— BEGIN WORKING DATA —

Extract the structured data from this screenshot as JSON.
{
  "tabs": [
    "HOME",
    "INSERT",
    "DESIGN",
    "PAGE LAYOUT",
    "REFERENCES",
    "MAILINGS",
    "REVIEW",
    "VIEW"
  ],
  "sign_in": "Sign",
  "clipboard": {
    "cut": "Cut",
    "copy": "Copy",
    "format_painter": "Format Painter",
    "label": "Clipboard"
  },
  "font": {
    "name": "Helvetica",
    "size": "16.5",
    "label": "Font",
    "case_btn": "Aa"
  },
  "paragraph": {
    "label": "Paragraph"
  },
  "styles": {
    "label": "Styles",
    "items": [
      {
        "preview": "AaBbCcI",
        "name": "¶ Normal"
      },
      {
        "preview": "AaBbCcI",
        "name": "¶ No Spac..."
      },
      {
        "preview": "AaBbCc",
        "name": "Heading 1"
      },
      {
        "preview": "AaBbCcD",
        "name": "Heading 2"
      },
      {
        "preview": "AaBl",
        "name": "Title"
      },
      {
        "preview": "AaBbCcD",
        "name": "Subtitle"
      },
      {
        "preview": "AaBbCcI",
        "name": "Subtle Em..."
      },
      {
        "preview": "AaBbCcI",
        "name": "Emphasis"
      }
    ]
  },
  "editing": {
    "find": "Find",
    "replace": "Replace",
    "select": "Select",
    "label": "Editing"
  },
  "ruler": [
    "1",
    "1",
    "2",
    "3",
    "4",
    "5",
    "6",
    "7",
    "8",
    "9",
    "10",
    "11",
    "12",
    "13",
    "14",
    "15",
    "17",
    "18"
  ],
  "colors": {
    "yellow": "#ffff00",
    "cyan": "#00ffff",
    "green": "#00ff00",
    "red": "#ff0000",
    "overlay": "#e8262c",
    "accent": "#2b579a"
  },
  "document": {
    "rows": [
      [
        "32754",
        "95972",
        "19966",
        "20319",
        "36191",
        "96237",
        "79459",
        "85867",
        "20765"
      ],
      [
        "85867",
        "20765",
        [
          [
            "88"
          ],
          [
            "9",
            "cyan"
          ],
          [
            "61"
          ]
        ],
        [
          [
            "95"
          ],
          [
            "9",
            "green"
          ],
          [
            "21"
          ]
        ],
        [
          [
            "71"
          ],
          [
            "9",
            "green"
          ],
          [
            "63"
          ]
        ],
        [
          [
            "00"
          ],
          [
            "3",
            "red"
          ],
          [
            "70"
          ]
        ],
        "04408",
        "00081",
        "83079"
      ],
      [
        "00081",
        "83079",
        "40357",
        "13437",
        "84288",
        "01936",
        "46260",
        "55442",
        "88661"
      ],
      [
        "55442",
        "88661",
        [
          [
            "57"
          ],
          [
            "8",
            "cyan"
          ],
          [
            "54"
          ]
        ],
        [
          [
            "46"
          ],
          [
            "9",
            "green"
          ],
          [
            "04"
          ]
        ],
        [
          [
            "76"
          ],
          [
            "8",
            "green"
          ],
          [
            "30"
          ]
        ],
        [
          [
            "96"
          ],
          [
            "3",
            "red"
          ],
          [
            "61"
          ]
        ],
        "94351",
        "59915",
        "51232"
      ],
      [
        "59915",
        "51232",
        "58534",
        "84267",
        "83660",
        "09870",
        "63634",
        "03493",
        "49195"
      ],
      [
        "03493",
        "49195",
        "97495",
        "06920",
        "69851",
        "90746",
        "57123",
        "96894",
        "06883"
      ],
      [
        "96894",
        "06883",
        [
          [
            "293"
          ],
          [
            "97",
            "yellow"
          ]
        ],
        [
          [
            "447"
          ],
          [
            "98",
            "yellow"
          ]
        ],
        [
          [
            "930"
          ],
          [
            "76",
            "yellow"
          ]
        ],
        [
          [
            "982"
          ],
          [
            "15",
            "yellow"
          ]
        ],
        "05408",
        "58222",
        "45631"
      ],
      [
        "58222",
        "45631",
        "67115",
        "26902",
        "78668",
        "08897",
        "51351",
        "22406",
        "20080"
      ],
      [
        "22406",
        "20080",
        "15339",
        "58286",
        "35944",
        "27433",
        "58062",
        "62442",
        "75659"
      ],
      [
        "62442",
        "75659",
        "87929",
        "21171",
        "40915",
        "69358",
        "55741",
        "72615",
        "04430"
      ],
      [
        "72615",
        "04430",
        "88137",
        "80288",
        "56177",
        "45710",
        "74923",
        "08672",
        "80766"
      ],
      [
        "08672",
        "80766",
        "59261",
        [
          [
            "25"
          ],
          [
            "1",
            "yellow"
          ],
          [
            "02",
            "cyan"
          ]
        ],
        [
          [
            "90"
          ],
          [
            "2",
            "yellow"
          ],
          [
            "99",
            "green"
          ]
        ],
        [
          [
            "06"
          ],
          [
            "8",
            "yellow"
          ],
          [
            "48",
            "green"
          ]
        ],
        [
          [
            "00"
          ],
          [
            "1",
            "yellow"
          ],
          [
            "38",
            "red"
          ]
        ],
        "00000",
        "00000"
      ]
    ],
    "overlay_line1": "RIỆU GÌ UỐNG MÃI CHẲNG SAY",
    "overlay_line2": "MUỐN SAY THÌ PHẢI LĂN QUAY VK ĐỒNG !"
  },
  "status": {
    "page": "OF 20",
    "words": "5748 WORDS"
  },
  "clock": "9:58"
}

— END WORKING DATA —

→ **REQUIRED WORK**
Write each line above out exactly.

→ **TASK ANSWER**
Extract the structured data from this screenshot as JSON.
{
  "tabs": [
    "HOME",
    "INSERT",
    "DESIGN",
    "PAGE LAYOUT",
    "REFERENCES",
    "MAILINGS",
    "REVIEW",
    "VIEW"
  ],
  "sign_in": "Sign",
  "clipboard": {
    "cut": "Cut",
    "copy": "Copy",
    "format_painter": "Format Painter",
    "label": "Clipboard"
  },
  "font": {
    "name": "Helvetica",
    "size": "16.5",
    "label": "Font",
    "case_btn": "Aa"
  },
  "paragraph": {
    "label": "Paragraph"
  },
  "styles": {
    "label": "Styles",
    "items": [
      {
        "preview": "AaBbCcI",
        "name": "¶ Normal"
      },
      {
        "preview": "AaBbCcI",
        "name": "¶ No Spac..."
      },
      {
        "preview": "AaBbCc",
        "name": "Heading 1"
      },
      {
        "preview": "AaBbCcD",
        "name": "Heading 2"
      },
      {
        "preview": "AaBl",
        "name": "Title"
      },
      {
        "preview": "AaBbCcD",
        "name": "Subtitle"
      },
      {
        "preview": "AaBbCcI",
        "name": "Subtle Em..."
      },
      {
        "preview": "AaBbCcI",
        "name": "Emphasis"
      }
    ]
  },
  "editing": {
    "find": "Find",
    "replace": "Replace",
    "select": "Select",
    "label": "Editing"
  },
  "ruler": [
    "1",
    "1",
    "2",
    "3",
    "4",
    "5",
    "6",
    "7",
    "8",
    "9",
    "10",
    "11",
    "12",
    "13",
    "14",
    "15",
    "17",
    "18"
  ],
  "colors": {
    "yellow": "#ffff00",
    "cyan": "#00ffff",
    "green": "#00ff00",
    "red": "#ff0000",
    "overlay": "#e8262c",
    "accent": "#2b579a"
  },
  "document": {
    "rows": [
      [
        "32754",
        "95972",
        "19966",
        "20319",
        "36191",
        "96237",
        "79459",
        "85867",
        "20765"
      ],
      [
        "85867",
        "20765",
        [
          [
            "88"
          ],
          [
            "9",
            "cyan"
          ],
          [
            "61"
          ]
        ],
        [
          [
            "95"
          ],
          [
            "9",
            "green"
          ],
          [
            "21"
          ]
        ],
        [
          [
            "71"
          ],
          [
            "9",
            "green"
          ],
          [
            "63"
          ]
        ],
        [
          [
            "00"
          ],
          [
            "3",
            "red"
          ],
          [
            "70"
          ]
        ],
        "04408",
        "00081",
        "83079"
      ],
      [
        "00081",
        "83079",
        "40357",
        "13437",
        "84288",
        "01936",
        "46260",
        "55442",
        "88661"
      ],
      [
        "55442",
        "88661",
        [
          [
            "57"
          ],
          [
            "8",
            "cyan"
          ],
          [
            "54"
          ]
        ],
        [
          [
            "46"
          ],
          [
            "9",
            "green"
          ],
          [
            "04"
          ]
        ],
        [
          [
            "76"
          ],
          [
            "8",
            "green"
          ],
          [
            "30"
          ]
        ],
        [
          [
            "96"
          ],
          [
            "3",
            "red"
          ],
          [
            "61"
          ]
        ],
        "94351",
        "59915",
        "51232"
      ],
      [
        "59915",
        "51232",
        "58534",
        "84267",
        "83660",
        "09870",
        "63634",
        "03493",
        "49195"
      ],
      [
        "03493",
        "49195",
        "97495",
        "06920",
        "69851",
        "90746",
        "57123",
        "96894",
        "06883"
      ],
      [
        "96894",
        "06883",
        [
          [
            "293"
          ],
          [
            "97",
            "yellow"
          ]
        ],
        [
          [
            "447"
          ],
          [
            "98",
            "yellow"
          ]
        ],
        [
          [
            "930"
          ],
          [
            "76",
            "yellow"
          ]
        ],
        [
          [
            "982"
          ],
          [
            "15",
            "yellow"
          ]
        ],
        "05408",
        "58222",
        "45631"
      ],
      [
        "58222",
        "45631",
        "67115",
        "26902",
        "78668",
        "08897",
        "51351",
        "22406",
        "20080"
      ],
      [
        "22406",
        "20080",
        "15339",
        "58286",
        "35944",
        "27433",
        "58062",
        "62442",
        "75659"
      ],
      [
        "62442",
        "75659",
        "87929",
        "21171",
        "40915",
        "69358",
        "55741",
        "72615",
        "04430"
      ],
      [
        "72615",
        "04430",
        "88137",
        "80288",
        "56177",
        "45710",
        "74923",
        "08672",
        "80766"
      ],
      [
        "08672",
        "80766",
        "59261",
        [
          [
            "25"
          ],
          [
            "1",
            "yellow"
          ],
          [
            "02",
            "cyan"
          ]
        ],
        [
          [
            "90"
          ],
          [
            "2",
            "yellow"
          ],
          [
            "99",
            "green"
          ]
        ],
        [
          [
            "06"
          ],
          [
            "8",
            "yellow"
          ],
          [
            "48",
            "green"
          ]
        ],
        [
          [
            "00"
          ],
          [
            "1",
            "yellow"
          ],
          [
            "38",
            "red"
          ]
        ],
        "00000",
        "00000"
      ]
    ],
    "overlay_line1": "RIỆU GÌ UỐNG MÃI CHẲNG SAY",
    "overlay_line2": "MUỐN SAY THÌ PHẢI LĂN QUAY VK ĐỒNG !"
  },
  "status": {
    "page": "OF 20",
    "words": "5748 WORDS"
  },
  "clock": "9:58"
}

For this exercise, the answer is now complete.